Exercise prompt. Count how many lines below include the string "Help", and give that number without anything else.

Exercise input.
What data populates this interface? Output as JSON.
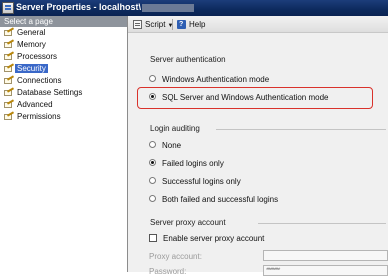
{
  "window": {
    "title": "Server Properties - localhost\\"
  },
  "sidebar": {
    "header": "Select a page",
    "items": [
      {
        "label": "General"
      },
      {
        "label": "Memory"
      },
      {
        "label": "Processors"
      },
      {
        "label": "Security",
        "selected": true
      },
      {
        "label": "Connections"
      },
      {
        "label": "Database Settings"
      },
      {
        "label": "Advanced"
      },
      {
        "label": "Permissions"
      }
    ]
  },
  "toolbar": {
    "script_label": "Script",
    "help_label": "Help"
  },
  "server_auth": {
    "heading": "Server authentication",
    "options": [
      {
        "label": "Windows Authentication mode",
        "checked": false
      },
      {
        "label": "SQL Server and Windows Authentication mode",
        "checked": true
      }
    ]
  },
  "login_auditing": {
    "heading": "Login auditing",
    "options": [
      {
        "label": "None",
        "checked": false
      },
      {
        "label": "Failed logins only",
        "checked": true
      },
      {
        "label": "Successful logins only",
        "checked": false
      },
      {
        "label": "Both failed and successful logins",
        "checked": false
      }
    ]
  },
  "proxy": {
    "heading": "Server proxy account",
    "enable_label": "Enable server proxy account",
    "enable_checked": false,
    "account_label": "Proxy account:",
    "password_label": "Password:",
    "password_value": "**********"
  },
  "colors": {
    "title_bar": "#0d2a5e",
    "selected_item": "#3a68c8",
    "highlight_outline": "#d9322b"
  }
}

* * *

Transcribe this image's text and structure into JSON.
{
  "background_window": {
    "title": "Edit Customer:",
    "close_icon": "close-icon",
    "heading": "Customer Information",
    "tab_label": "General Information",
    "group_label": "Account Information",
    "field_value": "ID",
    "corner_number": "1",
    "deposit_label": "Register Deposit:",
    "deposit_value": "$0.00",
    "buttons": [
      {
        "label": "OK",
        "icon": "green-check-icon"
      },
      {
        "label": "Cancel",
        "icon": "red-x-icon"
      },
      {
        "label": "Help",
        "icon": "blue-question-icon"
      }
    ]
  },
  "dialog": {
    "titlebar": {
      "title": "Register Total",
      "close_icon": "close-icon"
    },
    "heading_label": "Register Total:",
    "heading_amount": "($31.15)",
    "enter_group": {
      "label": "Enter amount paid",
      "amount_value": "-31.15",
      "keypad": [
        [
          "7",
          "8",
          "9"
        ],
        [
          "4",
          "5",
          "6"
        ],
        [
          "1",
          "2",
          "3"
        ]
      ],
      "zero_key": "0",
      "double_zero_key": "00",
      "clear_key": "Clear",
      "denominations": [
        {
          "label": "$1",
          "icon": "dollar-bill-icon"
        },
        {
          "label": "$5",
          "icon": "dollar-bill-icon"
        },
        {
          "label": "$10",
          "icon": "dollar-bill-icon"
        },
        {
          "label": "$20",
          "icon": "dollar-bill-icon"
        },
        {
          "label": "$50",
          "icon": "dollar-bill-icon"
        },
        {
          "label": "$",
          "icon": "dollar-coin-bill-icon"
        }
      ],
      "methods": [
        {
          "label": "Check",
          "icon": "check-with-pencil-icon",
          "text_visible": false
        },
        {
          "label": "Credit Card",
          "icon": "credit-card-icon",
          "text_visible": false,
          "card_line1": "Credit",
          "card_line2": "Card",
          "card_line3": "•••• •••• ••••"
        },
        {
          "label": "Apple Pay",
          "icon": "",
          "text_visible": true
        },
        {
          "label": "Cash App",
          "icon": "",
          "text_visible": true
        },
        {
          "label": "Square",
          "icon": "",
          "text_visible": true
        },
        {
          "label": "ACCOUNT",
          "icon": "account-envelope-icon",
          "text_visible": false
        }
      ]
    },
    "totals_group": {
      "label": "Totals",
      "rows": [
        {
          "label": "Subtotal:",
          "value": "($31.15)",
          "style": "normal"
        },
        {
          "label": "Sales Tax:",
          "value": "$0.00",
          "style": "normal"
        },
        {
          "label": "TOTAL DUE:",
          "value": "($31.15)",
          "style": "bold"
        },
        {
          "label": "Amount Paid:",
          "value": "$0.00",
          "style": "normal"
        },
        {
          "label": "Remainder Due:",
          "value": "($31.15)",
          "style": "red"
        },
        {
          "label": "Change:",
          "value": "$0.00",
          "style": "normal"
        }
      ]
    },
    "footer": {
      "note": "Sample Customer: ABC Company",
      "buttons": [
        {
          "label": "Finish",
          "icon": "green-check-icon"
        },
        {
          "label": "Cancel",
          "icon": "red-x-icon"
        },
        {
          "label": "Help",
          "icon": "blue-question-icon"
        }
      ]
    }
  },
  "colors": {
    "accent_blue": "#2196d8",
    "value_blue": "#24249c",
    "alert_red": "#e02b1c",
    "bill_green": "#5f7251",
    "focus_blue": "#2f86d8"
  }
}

...

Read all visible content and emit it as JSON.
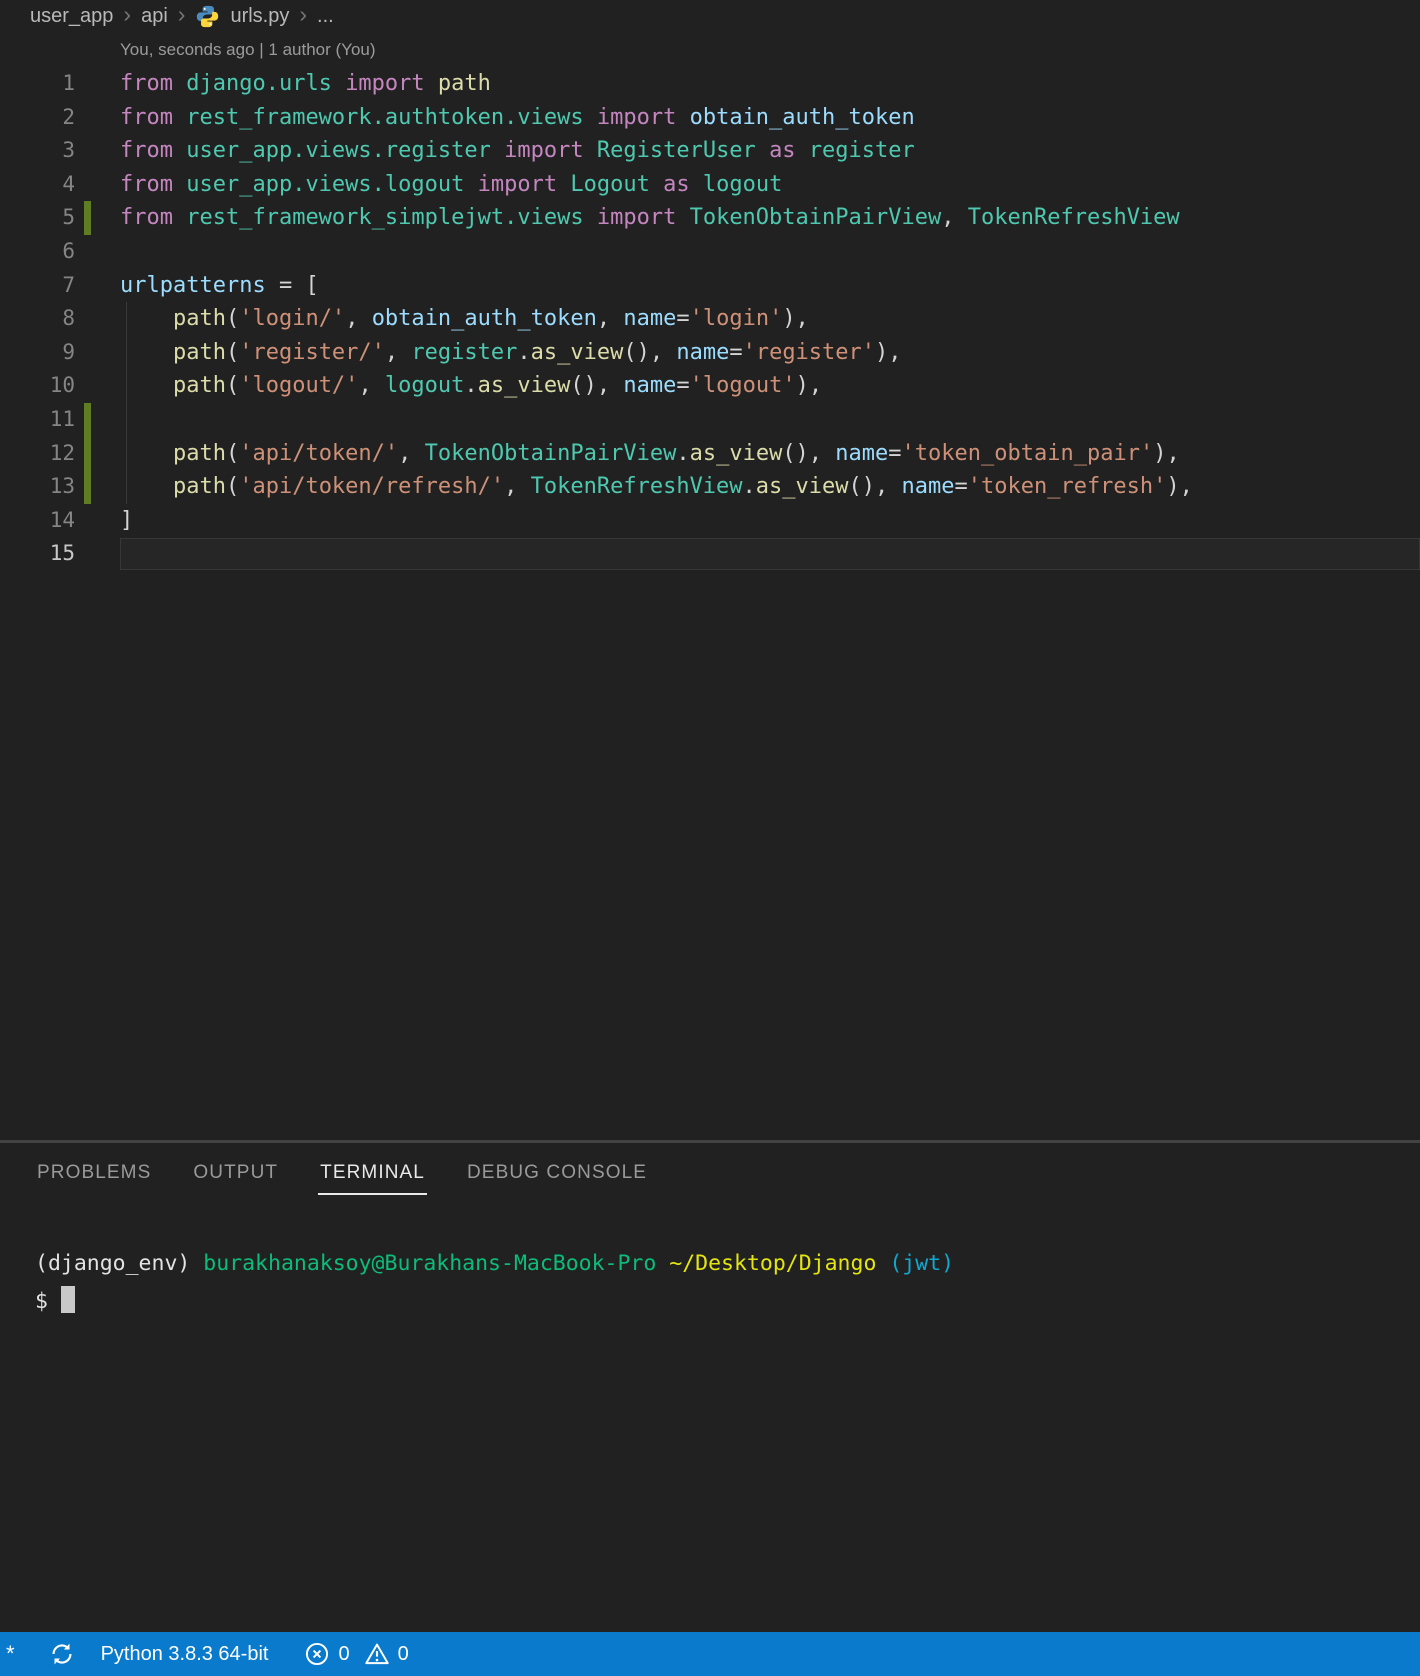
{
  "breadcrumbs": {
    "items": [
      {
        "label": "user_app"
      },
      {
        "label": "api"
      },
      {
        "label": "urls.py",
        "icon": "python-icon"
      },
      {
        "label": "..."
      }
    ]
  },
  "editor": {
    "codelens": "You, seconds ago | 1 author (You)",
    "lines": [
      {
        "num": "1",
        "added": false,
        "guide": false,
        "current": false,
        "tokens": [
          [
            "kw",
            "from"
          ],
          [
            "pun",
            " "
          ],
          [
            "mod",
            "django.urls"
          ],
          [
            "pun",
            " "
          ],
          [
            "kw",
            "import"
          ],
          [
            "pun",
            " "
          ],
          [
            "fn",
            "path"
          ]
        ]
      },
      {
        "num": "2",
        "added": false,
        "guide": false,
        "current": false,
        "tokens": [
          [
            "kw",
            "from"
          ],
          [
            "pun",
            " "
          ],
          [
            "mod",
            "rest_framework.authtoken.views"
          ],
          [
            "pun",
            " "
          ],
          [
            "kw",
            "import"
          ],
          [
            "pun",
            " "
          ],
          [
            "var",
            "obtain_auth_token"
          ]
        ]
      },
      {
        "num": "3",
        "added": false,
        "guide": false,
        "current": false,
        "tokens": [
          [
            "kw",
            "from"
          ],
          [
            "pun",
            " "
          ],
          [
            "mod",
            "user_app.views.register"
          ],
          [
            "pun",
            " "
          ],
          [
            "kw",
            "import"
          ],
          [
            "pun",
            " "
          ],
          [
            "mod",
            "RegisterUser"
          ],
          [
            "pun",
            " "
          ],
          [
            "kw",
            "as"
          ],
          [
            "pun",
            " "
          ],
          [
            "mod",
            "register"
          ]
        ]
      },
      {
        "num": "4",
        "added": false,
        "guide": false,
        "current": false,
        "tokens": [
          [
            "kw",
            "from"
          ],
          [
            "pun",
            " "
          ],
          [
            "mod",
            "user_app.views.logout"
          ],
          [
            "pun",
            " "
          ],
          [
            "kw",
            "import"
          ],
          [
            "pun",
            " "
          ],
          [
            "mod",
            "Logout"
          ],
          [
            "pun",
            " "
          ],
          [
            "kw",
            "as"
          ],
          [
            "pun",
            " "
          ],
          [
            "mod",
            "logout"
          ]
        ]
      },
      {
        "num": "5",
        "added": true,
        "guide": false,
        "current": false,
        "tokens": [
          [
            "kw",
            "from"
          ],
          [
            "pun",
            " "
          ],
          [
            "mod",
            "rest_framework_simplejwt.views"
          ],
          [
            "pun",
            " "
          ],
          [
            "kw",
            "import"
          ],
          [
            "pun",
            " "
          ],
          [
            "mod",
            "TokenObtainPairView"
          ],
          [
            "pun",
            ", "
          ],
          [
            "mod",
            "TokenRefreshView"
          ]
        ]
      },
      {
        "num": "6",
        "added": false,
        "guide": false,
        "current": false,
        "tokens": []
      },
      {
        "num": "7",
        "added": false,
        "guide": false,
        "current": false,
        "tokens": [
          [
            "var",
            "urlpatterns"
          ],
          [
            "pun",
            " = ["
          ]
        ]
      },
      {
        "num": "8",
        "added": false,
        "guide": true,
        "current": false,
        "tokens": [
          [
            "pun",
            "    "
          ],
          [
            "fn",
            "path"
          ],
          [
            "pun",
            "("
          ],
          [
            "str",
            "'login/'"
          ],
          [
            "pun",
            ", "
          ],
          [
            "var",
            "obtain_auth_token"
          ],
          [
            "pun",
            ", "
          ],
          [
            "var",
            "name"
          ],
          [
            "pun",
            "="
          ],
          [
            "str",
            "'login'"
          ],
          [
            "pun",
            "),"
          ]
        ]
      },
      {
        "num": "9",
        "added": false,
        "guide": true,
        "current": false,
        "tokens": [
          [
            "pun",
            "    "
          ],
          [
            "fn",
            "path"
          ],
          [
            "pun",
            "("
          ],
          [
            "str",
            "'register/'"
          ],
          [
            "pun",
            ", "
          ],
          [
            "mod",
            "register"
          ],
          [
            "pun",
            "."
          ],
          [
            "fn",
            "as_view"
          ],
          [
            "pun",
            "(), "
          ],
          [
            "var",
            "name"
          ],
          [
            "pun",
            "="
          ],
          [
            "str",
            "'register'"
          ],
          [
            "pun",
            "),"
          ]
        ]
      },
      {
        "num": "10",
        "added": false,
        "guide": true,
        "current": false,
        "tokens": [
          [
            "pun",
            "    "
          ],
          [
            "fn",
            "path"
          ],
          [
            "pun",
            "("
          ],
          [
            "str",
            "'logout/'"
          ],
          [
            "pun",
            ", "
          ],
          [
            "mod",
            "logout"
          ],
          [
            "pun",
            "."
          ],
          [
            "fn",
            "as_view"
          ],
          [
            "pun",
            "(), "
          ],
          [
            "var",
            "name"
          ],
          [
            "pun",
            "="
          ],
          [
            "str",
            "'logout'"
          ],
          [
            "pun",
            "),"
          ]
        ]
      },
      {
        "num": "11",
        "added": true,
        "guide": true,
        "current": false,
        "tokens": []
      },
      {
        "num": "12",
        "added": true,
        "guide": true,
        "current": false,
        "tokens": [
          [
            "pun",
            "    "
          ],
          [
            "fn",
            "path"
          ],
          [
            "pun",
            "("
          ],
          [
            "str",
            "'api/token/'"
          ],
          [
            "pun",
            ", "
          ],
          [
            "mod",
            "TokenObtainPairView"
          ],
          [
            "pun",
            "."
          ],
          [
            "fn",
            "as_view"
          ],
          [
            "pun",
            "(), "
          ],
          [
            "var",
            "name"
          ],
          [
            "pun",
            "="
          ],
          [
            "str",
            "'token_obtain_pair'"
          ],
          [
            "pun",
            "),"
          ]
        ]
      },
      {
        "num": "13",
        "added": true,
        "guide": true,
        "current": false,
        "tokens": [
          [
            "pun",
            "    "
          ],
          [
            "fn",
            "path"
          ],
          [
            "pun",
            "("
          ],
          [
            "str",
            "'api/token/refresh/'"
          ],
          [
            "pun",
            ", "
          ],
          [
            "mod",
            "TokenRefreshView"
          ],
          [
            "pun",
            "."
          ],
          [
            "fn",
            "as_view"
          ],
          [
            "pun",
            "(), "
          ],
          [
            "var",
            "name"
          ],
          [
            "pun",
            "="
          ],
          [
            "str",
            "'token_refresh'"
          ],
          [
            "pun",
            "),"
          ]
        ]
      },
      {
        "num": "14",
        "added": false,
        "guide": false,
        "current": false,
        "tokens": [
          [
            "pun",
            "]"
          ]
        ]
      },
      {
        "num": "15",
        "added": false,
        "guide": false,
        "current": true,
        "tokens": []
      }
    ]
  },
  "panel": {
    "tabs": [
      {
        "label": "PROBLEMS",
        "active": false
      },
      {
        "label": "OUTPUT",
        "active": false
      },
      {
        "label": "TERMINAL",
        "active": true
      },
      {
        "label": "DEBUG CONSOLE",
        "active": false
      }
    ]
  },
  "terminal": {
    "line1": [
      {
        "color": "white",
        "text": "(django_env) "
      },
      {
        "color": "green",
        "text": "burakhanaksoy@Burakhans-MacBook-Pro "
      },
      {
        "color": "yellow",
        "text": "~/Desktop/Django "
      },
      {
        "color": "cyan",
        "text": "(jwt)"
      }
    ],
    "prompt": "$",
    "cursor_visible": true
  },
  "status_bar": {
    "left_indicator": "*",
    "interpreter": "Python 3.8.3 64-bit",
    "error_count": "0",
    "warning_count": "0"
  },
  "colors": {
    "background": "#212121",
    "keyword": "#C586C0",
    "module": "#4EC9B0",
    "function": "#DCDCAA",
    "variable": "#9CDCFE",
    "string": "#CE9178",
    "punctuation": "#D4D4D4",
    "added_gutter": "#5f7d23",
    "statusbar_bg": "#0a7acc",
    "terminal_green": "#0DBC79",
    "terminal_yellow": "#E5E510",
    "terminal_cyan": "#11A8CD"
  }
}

Output for this task. 3